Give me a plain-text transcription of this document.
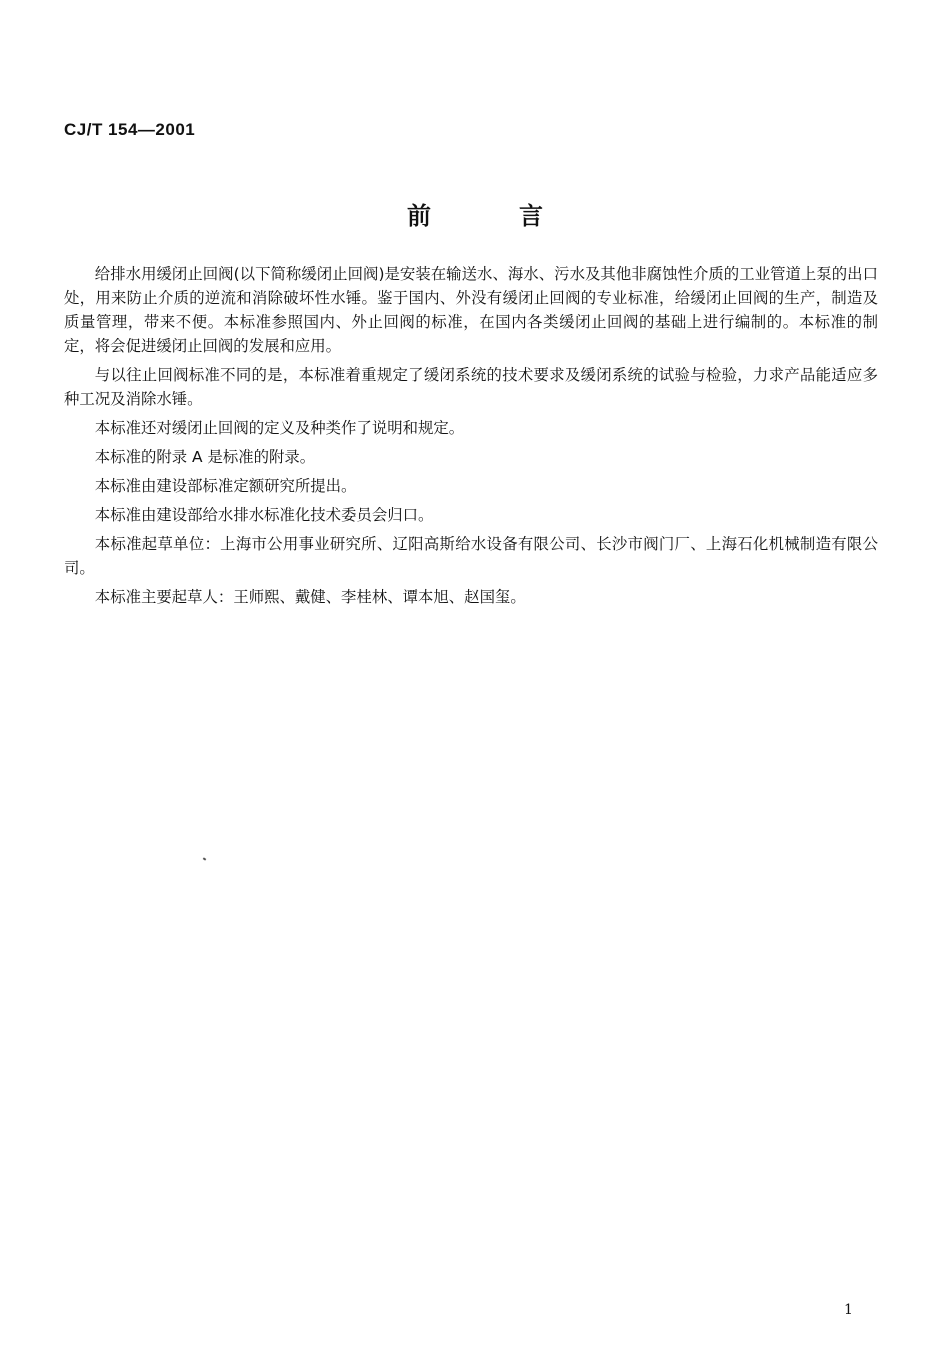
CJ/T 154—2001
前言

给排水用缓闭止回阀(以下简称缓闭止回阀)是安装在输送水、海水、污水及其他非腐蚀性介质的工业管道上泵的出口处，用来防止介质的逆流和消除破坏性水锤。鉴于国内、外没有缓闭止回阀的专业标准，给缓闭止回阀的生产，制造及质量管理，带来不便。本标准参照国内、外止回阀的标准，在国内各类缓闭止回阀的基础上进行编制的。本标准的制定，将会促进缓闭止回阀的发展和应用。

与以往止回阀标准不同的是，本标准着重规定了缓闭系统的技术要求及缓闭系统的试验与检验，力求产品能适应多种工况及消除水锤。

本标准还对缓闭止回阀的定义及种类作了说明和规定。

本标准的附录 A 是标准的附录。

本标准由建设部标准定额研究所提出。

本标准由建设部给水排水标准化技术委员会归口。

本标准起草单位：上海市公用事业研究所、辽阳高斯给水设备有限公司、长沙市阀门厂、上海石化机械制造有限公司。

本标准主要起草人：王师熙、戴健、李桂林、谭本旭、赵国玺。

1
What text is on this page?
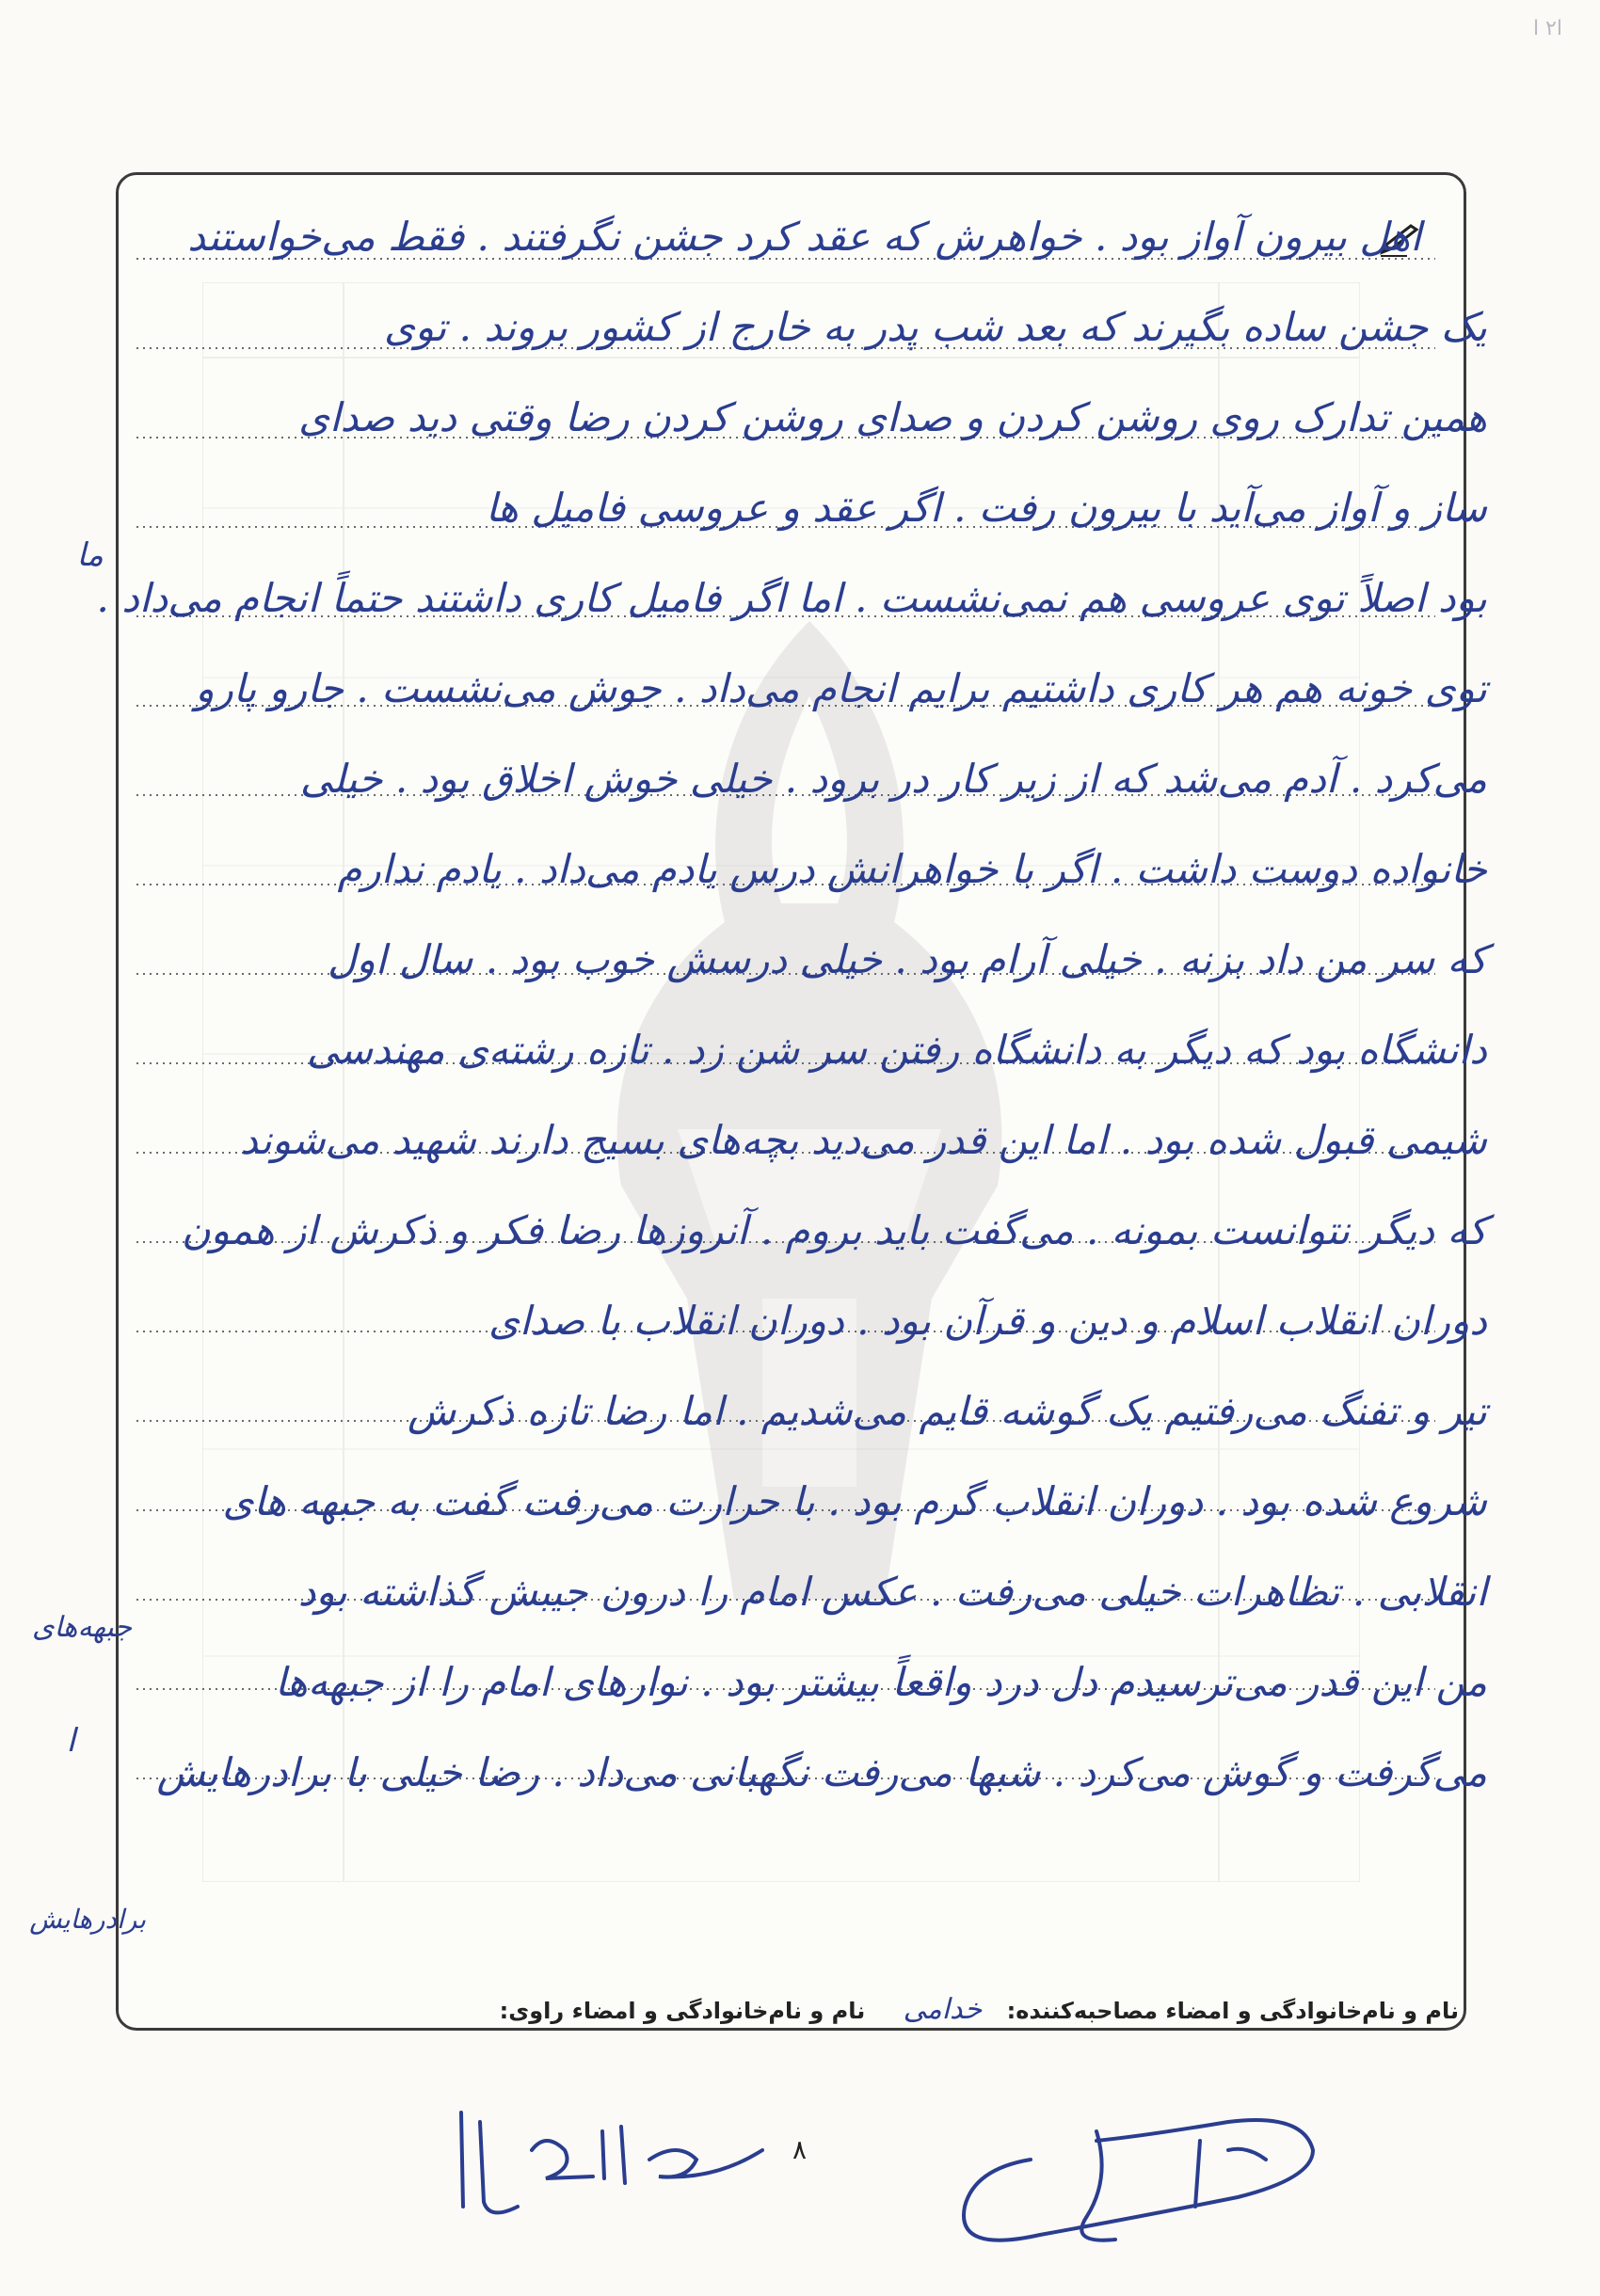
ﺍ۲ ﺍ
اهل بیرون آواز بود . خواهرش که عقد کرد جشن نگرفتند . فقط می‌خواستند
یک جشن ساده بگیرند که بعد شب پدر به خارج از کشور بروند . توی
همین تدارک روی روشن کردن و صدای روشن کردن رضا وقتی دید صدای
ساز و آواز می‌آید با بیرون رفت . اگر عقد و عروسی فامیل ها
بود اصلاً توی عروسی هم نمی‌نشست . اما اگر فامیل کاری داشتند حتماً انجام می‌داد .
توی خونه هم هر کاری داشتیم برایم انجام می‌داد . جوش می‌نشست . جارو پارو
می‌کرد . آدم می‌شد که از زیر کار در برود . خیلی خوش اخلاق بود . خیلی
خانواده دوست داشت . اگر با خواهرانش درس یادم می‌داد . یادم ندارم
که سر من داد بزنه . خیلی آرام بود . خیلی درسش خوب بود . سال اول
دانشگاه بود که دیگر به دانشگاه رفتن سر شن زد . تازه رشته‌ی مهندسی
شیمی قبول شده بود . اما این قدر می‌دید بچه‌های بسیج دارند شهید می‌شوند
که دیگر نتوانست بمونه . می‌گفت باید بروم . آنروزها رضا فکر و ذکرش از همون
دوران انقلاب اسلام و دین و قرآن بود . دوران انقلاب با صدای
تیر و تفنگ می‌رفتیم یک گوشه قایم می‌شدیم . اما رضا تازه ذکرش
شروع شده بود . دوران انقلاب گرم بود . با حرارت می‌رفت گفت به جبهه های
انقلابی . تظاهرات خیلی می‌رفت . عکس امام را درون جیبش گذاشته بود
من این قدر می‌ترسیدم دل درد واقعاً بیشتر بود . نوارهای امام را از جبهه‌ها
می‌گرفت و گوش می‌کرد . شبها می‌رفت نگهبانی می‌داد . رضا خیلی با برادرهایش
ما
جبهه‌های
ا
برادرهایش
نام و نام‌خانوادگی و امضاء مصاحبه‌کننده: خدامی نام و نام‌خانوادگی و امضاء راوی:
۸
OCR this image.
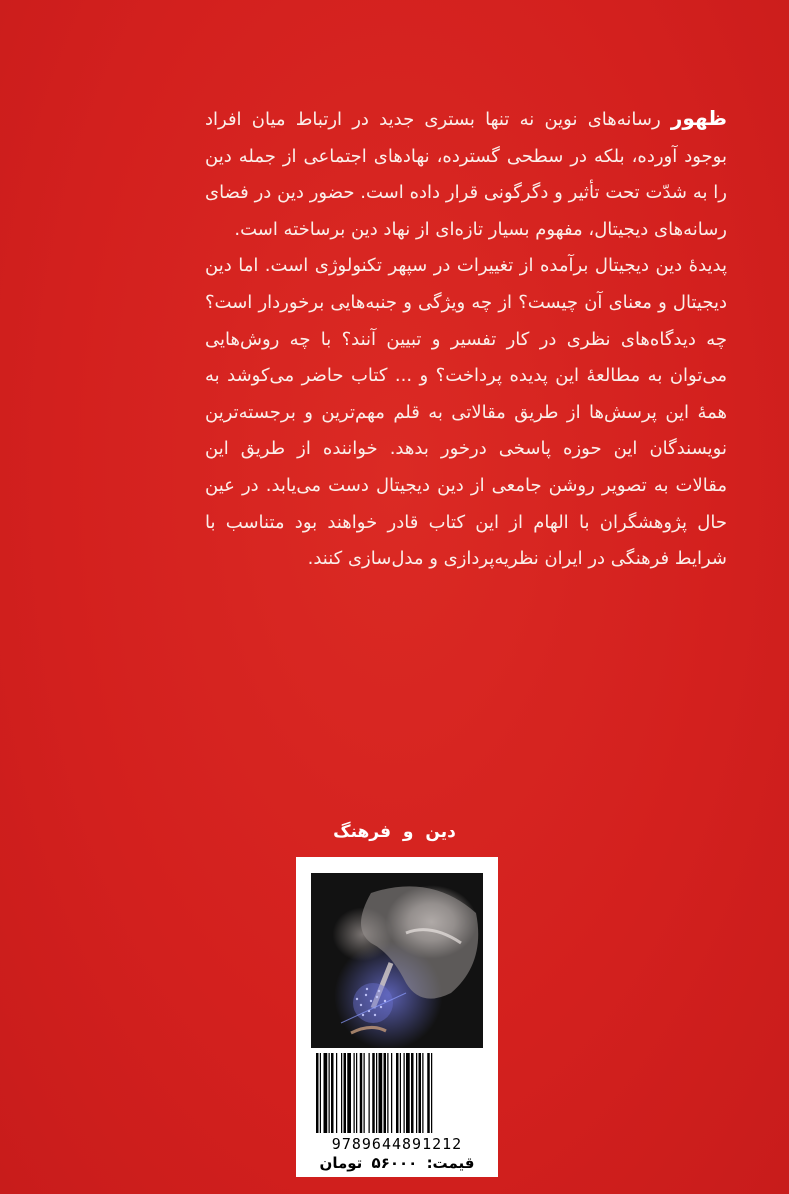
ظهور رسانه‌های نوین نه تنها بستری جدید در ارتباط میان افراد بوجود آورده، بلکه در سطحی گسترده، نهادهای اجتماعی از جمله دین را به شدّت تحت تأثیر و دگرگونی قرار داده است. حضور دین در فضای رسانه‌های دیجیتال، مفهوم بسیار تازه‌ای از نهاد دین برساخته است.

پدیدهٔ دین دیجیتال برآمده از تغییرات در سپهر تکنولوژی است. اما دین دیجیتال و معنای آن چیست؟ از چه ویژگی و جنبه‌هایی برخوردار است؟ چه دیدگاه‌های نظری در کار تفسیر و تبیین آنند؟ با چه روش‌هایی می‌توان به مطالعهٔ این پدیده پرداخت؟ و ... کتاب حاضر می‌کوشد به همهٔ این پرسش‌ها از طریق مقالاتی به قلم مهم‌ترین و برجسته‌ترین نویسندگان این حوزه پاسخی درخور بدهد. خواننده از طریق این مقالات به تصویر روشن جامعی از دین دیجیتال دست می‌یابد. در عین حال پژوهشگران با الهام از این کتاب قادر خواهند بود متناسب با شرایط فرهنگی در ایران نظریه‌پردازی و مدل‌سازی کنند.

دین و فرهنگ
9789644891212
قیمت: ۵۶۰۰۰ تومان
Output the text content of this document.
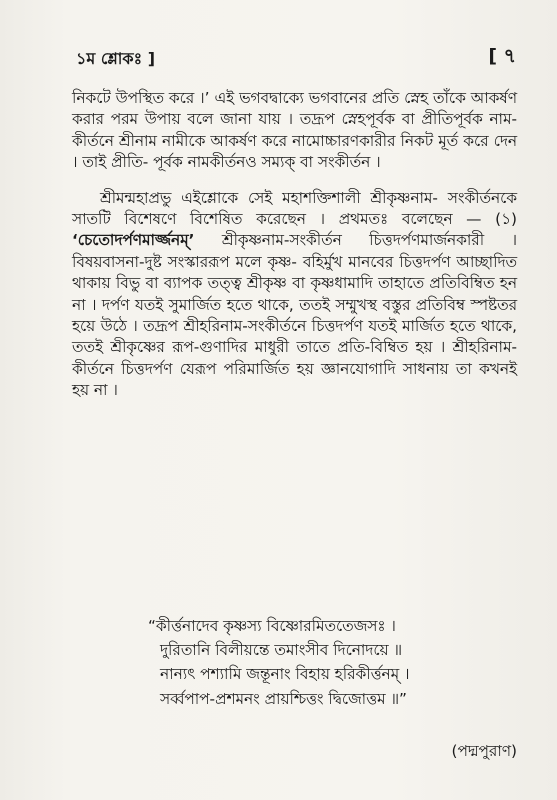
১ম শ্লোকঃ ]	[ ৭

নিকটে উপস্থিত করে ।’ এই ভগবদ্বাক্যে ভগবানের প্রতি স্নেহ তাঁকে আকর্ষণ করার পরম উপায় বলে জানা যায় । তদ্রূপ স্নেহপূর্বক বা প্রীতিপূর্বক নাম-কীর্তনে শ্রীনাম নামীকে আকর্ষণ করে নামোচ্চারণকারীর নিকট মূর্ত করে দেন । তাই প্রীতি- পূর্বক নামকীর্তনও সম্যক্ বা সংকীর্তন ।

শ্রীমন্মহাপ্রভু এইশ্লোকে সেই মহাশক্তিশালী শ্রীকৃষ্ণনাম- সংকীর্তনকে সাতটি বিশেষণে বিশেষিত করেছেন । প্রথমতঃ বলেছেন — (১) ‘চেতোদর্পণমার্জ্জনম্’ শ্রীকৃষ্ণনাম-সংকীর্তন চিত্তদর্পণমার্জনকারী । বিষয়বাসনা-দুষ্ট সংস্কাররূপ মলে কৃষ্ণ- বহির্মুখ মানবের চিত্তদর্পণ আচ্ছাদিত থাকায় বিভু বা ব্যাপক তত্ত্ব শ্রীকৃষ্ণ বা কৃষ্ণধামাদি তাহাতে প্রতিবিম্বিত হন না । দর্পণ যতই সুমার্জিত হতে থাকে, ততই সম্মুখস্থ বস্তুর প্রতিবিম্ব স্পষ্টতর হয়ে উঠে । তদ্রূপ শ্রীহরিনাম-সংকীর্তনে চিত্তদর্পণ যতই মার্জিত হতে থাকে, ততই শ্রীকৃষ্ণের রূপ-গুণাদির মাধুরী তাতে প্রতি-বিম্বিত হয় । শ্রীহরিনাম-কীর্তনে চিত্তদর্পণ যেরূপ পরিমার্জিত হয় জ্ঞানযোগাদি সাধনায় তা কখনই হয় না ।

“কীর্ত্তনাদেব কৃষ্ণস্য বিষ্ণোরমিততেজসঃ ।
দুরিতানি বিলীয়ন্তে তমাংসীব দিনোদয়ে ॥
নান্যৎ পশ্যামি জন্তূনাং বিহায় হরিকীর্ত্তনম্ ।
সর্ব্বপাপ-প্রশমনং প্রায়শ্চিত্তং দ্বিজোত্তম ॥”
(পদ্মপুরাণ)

---

● **Goal**:
What is the number of lines in the data that hold the word "برادرهایش"? Reply with that number and nothing else.

● **Solution for this task**:
2